Repeat all the material exactly; pictures stay out of your copy.

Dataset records
=======

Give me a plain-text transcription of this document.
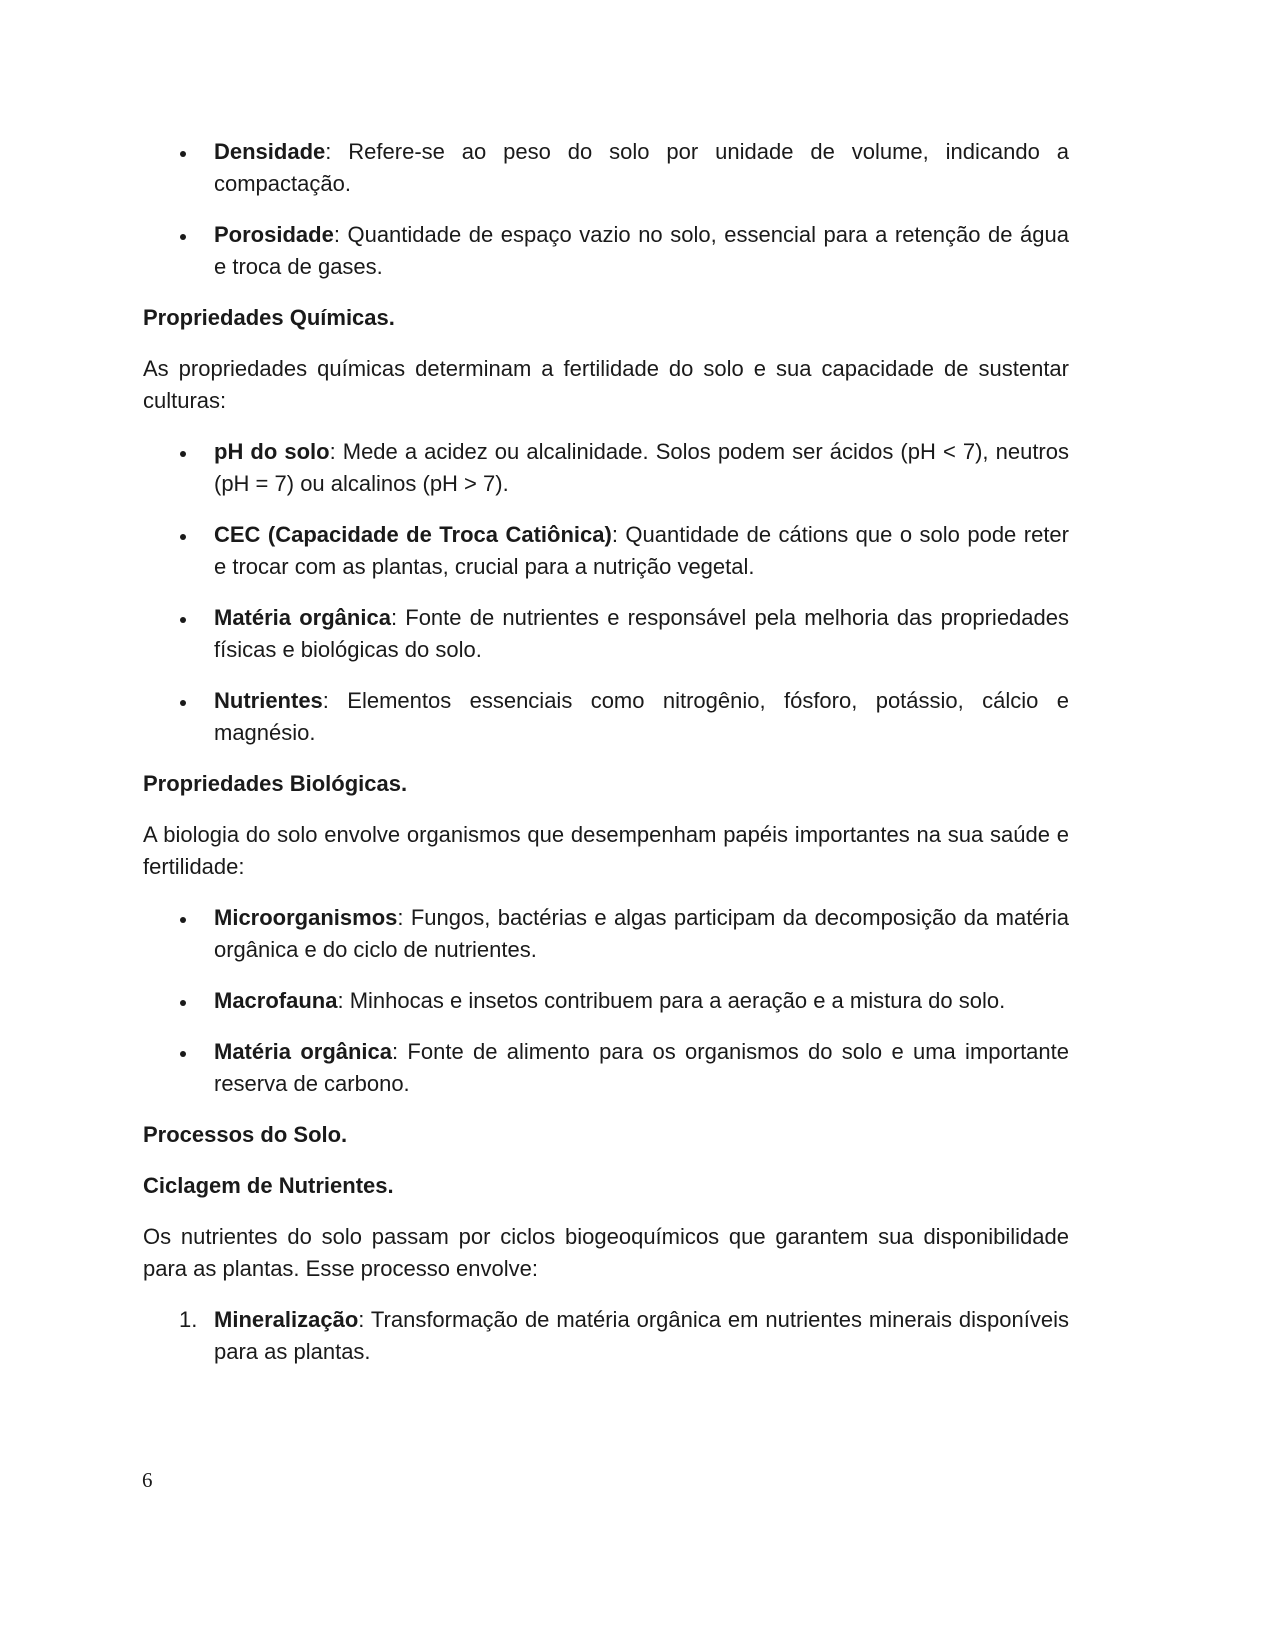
Densidade: Refere-se ao peso do solo por unidade de volume, indicando a compactação.
Porosidade: Quantidade de espaço vazio no solo, essencial para a retenção de água e troca de gases.

Propriedades Químicas.

As propriedades químicas determinam a fertilidade do solo e sua capacidade de sustentar culturas:

pH do solo: Mede a acidez ou alcalinidade. Solos podem ser ácidos (pH < 7), neutros (pH = 7) ou alcalinos (pH > 7).
CEC (Capacidade de Troca Catiônica): Quantidade de cátions que o solo pode reter e trocar com as plantas, crucial para a nutrição vegetal.
Matéria orgânica: Fonte de nutrientes e responsável pela melhoria das propriedades físicas e biológicas do solo.
Nutrientes: Elementos essenciais como nitrogênio, fósforo, potássio, cálcio e magnésio.

Propriedades Biológicas.

A biologia do solo envolve organismos que desempenham papéis importantes na sua saúde e fertilidade:

Microorganismos: Fungos, bactérias e algas participam da decomposição da matéria orgânica e do ciclo de nutrientes.
Macrofauna: Minhocas e insetos contribuem para a aeração e a mistura do solo.
Matéria orgânica: Fonte de alimento para os organismos do solo e uma importante reserva de carbono.

Processos do Solo.

Ciclagem de Nutrientes.

Os nutrientes do solo passam por ciclos biogeoquímicos que garantem sua disponibilidade para as plantas. Esse processo envolve:

1. Mineralização: Transformação de matéria orgânica em nutrientes minerais disponíveis para as plantas.
6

=======

§ Response:
Give me a plain-text transcription of this document.
Densidade: Refere-se ao peso do solo por unidade de volume, indicando a compactação.
Porosidade: Quantidade de espaço vazio no solo, essencial para a retenção de água e troca de gases.

Propriedades Químicas.

As propriedades químicas determinam a fertilidade do solo e sua capacidade de sustentar culturas:

pH do solo: Mede a acidez ou alcalinidade. Solos podem ser ácidos (pH < 7), neutros (pH = 7) ou alcalinos (pH > 7).
CEC (Capacidade de Troca Catiônica): Quantidade de cátions que o solo pode reter e trocar com as plantas, crucial para a nutrição vegetal.
Matéria orgânica: Fonte de nutrientes e responsável pela melhoria das propriedades físicas e biológicas do solo.
Nutrientes: Elementos essenciais como nitrogênio, fósforo, potássio, cálcio e magnésio.

Propriedades Biológicas.

A biologia do solo envolve organismos que desempenham papéis importantes na sua saúde e fertilidade:

Microorganismos: Fungos, bactérias e algas participam da decomposição da matéria orgânica e do ciclo de nutrientes.
Macrofauna: Minhocas e insetos contribuem para a aeração e a mistura do solo.
Matéria orgânica: Fonte de alimento para os organismos do solo e uma importante reserva de carbono.

Processos do Solo.

Ciclagem de Nutrientes.

Os nutrientes do solo passam por ciclos biogeoquímicos que garantem sua disponibilidade para as plantas. Esse processo envolve:

1. Mineralização: Transformação de matéria orgânica em nutrientes minerais disponíveis para as plantas.
6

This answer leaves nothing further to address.